• _Description of the task_
Quote every line below exactly as it reads.

• _Data records_
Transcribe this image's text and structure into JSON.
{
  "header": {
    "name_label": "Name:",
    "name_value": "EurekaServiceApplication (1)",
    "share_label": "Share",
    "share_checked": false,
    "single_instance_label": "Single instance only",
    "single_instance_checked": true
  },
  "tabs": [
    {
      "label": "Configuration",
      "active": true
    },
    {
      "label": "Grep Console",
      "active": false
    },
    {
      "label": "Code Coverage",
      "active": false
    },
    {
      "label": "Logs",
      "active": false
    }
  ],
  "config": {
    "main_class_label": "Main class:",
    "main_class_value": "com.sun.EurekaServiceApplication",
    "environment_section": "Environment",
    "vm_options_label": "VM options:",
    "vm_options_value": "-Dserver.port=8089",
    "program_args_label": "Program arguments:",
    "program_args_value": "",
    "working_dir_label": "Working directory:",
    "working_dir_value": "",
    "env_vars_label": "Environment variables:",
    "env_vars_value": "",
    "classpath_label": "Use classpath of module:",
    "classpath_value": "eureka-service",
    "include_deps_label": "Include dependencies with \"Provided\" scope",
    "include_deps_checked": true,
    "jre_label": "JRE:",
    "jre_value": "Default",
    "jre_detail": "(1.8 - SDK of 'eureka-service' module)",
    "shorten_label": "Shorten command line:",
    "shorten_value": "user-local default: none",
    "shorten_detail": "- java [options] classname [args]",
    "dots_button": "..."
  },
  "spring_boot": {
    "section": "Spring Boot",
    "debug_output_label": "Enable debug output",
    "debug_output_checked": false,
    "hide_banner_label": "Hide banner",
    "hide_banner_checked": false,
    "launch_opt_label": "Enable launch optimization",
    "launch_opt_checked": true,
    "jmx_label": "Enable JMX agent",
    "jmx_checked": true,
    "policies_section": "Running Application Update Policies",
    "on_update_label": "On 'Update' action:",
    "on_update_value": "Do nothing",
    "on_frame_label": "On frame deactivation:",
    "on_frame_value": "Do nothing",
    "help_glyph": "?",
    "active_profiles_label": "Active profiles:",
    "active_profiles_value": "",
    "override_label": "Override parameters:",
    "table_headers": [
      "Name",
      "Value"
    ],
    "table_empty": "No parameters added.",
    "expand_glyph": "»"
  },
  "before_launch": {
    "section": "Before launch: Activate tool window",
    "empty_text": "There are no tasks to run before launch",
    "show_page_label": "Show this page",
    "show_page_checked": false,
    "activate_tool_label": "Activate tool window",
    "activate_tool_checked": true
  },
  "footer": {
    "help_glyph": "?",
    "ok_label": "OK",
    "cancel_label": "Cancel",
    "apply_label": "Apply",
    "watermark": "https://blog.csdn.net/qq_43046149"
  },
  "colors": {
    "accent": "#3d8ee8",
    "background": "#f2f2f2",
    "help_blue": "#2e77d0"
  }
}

• _Exercise solution_
Transcribe this image's text and structure into JSON.
{
  "header": {
    "name_label": "Name:",
    "name_value": "EurekaServiceApplication (1)",
    "share_label": "Share",
    "share_checked": false,
    "single_instance_label": "Single instance only",
    "single_instance_checked": true
  },
  "tabs": [
    {
      "label": "Configuration",
      "active": true
    },
    {
      "label": "Grep Console",
      "active": false
    },
    {
      "label": "Code Coverage",
      "active": false
    },
    {
      "label": "Logs",
      "active": false
    }
  ],
  "config": {
    "main_class_label": "Main class:",
    "main_class_value": "com.sun.EurekaServiceApplication",
    "environment_section": "Environment",
    "vm_options_label": "VM options:",
    "vm_options_value": "-Dserver.port=8089",
    "program_args_label": "Program arguments:",
    "program_args_value": "",
    "working_dir_label": "Working directory:",
    "working_dir_value": "",
    "env_vars_label": "Environment variables:",
    "env_vars_value": "",
    "classpath_label": "Use classpath of module:",
    "classpath_value": "eureka-service",
    "include_deps_label": "Include dependencies with \"Provided\" scope",
    "include_deps_checked": true,
    "jre_label": "JRE:",
    "jre_value": "Default",
    "jre_detail": "(1.8 - SDK of 'eureka-service' module)",
    "shorten_label": "Shorten command line:",
    "shorten_value": "user-local default: none",
    "shorten_detail": "- java [options] classname [args]",
    "dots_button": "..."
  },
  "spring_boot": {
    "section": "Spring Boot",
    "debug_output_label": "Enable debug output",
    "debug_output_checked": false,
    "hide_banner_label": "Hide banner",
    "hide_banner_checked": false,
    "launch_opt_label": "Enable launch optimization",
    "launch_opt_checked": true,
    "jmx_label": "Enable JMX agent",
    "jmx_checked": true,
    "policies_section": "Running Application Update Policies",
    "on_update_label": "On 'Update' action:",
    "on_update_value": "Do nothing",
    "on_frame_label": "On frame deactivation:",
    "on_frame_value": "Do nothing",
    "help_glyph": "?",
    "active_profiles_label": "Active profiles:",
    "active_profiles_value": "",
    "override_label": "Override parameters:",
    "table_headers": [
      "Name",
      "Value"
    ],
    "table_empty": "No parameters added.",
    "expand_glyph": "»"
  },
  "before_launch": {
    "section": "Before launch: Activate tool window",
    "empty_text": "There are no tasks to run before launch",
    "show_page_label": "Show this page",
    "show_page_checked": false,
    "activate_tool_label": "Activate tool window",
    "activate_tool_checked": true
  },
  "footer": {
    "help_glyph": "?",
    "ok_label": "OK",
    "cancel_label": "Cancel",
    "apply_label": "Apply",
    "watermark": "https://blog.csdn.net/qq_43046149"
  },
  "colors": {
    "accent": "#3d8ee8",
    "background": "#f2f2f2",
    "help_blue": "#2e77d0"
  }
}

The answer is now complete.